### EXERCISE
Each of the entries should be retyped precisely as it appears.

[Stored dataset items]
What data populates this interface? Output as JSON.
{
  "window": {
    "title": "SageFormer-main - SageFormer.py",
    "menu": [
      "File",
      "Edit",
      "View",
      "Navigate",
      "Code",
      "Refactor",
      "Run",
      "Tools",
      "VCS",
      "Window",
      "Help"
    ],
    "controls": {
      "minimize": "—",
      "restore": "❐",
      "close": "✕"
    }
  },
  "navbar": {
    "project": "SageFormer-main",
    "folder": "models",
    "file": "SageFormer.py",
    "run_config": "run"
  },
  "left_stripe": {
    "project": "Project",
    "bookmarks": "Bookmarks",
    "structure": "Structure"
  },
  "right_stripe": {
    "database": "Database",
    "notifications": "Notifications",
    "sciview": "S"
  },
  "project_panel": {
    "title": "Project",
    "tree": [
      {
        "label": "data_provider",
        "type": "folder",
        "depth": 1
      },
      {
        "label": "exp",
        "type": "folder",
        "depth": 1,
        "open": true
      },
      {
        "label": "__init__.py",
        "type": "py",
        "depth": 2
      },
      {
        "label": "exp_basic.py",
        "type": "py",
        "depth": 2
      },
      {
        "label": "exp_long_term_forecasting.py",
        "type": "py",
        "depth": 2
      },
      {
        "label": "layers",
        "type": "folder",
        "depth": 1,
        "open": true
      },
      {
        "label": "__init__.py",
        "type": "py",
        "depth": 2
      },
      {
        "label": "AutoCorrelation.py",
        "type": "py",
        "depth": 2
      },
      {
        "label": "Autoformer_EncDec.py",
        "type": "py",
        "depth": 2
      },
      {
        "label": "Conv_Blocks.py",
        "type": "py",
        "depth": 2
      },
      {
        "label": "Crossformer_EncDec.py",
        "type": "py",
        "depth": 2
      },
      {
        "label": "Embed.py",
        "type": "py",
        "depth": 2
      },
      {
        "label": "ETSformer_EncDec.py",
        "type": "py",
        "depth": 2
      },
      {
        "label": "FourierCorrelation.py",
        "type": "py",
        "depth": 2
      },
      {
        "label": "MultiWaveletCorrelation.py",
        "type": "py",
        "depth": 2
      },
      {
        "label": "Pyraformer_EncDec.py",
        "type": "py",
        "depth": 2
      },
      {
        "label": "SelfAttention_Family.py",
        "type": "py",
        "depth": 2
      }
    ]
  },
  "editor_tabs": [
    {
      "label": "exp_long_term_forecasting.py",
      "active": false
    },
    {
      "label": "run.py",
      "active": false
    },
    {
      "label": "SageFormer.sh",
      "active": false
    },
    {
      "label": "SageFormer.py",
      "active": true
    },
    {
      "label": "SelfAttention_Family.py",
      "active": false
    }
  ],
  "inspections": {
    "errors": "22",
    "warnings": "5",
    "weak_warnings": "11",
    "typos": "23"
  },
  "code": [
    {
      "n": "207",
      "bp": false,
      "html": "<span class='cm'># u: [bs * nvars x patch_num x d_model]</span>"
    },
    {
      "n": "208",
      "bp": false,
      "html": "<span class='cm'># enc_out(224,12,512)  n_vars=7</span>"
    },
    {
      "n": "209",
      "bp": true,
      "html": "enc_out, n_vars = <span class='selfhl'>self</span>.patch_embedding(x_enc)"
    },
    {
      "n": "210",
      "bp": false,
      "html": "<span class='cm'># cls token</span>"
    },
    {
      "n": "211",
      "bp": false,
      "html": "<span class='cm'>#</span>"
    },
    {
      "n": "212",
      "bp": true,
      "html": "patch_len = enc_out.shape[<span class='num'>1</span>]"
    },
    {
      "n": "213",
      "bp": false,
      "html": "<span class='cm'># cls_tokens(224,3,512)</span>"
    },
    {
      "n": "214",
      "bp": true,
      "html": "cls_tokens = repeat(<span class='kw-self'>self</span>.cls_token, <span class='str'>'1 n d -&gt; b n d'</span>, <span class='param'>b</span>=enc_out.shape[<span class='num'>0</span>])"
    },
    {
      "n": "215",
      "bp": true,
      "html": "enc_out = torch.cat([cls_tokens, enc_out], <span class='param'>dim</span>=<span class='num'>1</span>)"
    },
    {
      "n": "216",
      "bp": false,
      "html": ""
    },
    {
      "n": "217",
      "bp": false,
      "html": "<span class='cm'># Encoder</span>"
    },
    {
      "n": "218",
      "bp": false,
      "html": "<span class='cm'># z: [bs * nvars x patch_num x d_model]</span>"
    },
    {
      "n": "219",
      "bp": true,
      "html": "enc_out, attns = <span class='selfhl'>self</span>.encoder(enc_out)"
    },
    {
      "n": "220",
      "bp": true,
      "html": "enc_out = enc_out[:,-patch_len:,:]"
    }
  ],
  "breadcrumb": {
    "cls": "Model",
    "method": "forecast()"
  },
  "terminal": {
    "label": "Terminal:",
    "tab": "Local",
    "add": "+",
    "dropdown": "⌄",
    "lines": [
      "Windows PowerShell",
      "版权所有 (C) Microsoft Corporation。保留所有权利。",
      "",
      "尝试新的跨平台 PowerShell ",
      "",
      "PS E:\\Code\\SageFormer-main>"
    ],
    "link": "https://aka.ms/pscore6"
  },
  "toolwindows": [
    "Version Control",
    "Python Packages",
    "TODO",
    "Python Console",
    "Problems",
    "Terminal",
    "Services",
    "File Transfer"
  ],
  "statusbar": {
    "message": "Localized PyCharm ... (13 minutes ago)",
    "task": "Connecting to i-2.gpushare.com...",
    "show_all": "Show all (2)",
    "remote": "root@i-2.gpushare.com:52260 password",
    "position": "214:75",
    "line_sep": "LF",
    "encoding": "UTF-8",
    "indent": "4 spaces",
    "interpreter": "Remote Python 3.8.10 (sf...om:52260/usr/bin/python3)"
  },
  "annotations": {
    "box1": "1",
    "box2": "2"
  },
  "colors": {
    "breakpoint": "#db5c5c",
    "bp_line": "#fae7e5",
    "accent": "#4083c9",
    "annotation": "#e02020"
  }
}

### COMPLETED EXERCISE
What data populates this interface? Output as JSON.
{
  "window": {
    "title": "SageFormer-main - SageFormer.py",
    "menu": [
      "File",
      "Edit",
      "View",
      "Navigate",
      "Code",
      "Refactor",
      "Run",
      "Tools",
      "VCS",
      "Window",
      "Help"
    ],
    "controls": {
      "minimize": "—",
      "restore": "❐",
      "close": "✕"
    }
  },
  "navbar": {
    "project": "SageFormer-main",
    "folder": "models",
    "file": "SageFormer.py",
    "run_config": "run"
  },
  "left_stripe": {
    "project": "Project",
    "bookmarks": "Bookmarks",
    "structure": "Structure"
  },
  "right_stripe": {
    "database": "Database",
    "notifications": "Notifications",
    "sciview": "S"
  },
  "project_panel": {
    "title": "Project",
    "tree": [
      {
        "label": "data_provider",
        "type": "folder",
        "depth": 1
      },
      {
        "label": "exp",
        "type": "folder",
        "depth": 1,
        "open": true
      },
      {
        "label": "__init__.py",
        "type": "py",
        "depth": 2
      },
      {
        "label": "exp_basic.py",
        "type": "py",
        "depth": 2
      },
      {
        "label": "exp_long_term_forecasting.py",
        "type": "py",
        "depth": 2
      },
      {
        "label": "layers",
        "type": "folder",
        "depth": 1,
        "open": true
      },
      {
        "label": "__init__.py",
        "type": "py",
        "depth": 2
      },
      {
        "label": "AutoCorrelation.py",
        "type": "py",
        "depth": 2
      },
      {
        "label": "Autoformer_EncDec.py",
        "type": "py",
        "depth": 2
      },
      {
        "label": "Conv_Blocks.py",
        "type": "py",
        "depth": 2
      },
      {
        "label": "Crossformer_EncDec.py",
        "type": "py",
        "depth": 2
      },
      {
        "label": "Embed.py",
        "type": "py",
        "depth": 2
      },
      {
        "label": "ETSformer_EncDec.py",
        "type": "py",
        "depth": 2
      },
      {
        "label": "FourierCorrelation.py",
        "type": "py",
        "depth": 2
      },
      {
        "label": "MultiWaveletCorrelation.py",
        "type": "py",
        "depth": 2
      },
      {
        "label": "Pyraformer_EncDec.py",
        "type": "py",
        "depth": 2
      },
      {
        "label": "SelfAttention_Family.py",
        "type": "py",
        "depth": 2
      }
    ]
  },
  "editor_tabs": [
    {
      "label": "exp_long_term_forecasting.py",
      "active": false
    },
    {
      "label": "run.py",
      "active": false
    },
    {
      "label": "SageFormer.sh",
      "active": false
    },
    {
      "label": "SageFormer.py",
      "active": true
    },
    {
      "label": "SelfAttention_Family.py",
      "active": false
    }
  ],
  "inspections": {
    "errors": "22",
    "warnings": "5",
    "weak_warnings": "11",
    "typos": "23"
  },
  "code": [
    {
      "n": "207",
      "bp": false,
      "html": "<span class='cm'># u: [bs * nvars x patch_num x d_model]</span>"
    },
    {
      "n": "208",
      "bp": false,
      "html": "<span class='cm'># enc_out(224,12,512)  n_vars=7</span>"
    },
    {
      "n": "209",
      "bp": true,
      "html": "enc_out, n_vars = <span class='selfhl'>self</span>.patch_embedding(x_enc)"
    },
    {
      "n": "210",
      "bp": false,
      "html": "<span class='cm'># cls token</span>"
    },
    {
      "n": "211",
      "bp": false,
      "html": "<span class='cm'>#</span>"
    },
    {
      "n": "212",
      "bp": true,
      "html": "patch_len = enc_out.shape[<span class='num'>1</span>]"
    },
    {
      "n": "213",
      "bp": false,
      "html": "<span class='cm'># cls_tokens(224,3,512)</span>"
    },
    {
      "n": "214",
      "bp": true,
      "html": "cls_tokens = repeat(<span class='kw-self'>self</span>.cls_token, <span class='str'>'1 n d -&gt; b n d'</span>, <span class='param'>b</span>=enc_out.shape[<span class='num'>0</span>])"
    },
    {
      "n": "215",
      "bp": true,
      "html": "enc_out = torch.cat([cls_tokens, enc_out], <span class='param'>dim</span>=<span class='num'>1</span>)"
    },
    {
      "n": "216",
      "bp": false,
      "html": ""
    },
    {
      "n": "217",
      "bp": false,
      "html": "<span class='cm'># Encoder</span>"
    },
    {
      "n": "218",
      "bp": false,
      "html": "<span class='cm'># z: [bs * nvars x patch_num x d_model]</span>"
    },
    {
      "n": "219",
      "bp": true,
      "html": "enc_out, attns = <span class='selfhl'>self</span>.encoder(enc_out)"
    },
    {
      "n": "220",
      "bp": true,
      "html": "enc_out = enc_out[:,-patch_len:,:]"
    }
  ],
  "breadcrumb": {
    "cls": "Model",
    "method": "forecast()"
  },
  "terminal": {
    "label": "Terminal:",
    "tab": "Local",
    "add": "+",
    "dropdown": "⌄",
    "lines": [
      "Windows PowerShell",
      "版权所有 (C) Microsoft Corporation。保留所有权利。",
      "",
      "尝试新的跨平台 PowerShell ",
      "",
      "PS E:\\Code\\SageFormer-main>"
    ],
    "link": "https://aka.ms/pscore6"
  },
  "toolwindows": [
    "Version Control",
    "Python Packages",
    "TODO",
    "Python Console",
    "Problems",
    "Terminal",
    "Services",
    "File Transfer"
  ],
  "statusbar": {
    "message": "Localized PyCharm ... (13 minutes ago)",
    "task": "Connecting to i-2.gpushare.com...",
    "show_all": "Show all (2)",
    "remote": "root@i-2.gpushare.com:52260 password",
    "position": "214:75",
    "line_sep": "LF",
    "encoding": "UTF-8",
    "indent": "4 spaces",
    "interpreter": "Remote Python 3.8.10 (sf...om:52260/usr/bin/python3)"
  },
  "annotations": {
    "box1": "1",
    "box2": "2"
  },
  "colors": {
    "breakpoint": "#db5c5c",
    "bp_line": "#fae7e5",
    "accent": "#4083c9",
    "annotation": "#e02020"
  }
}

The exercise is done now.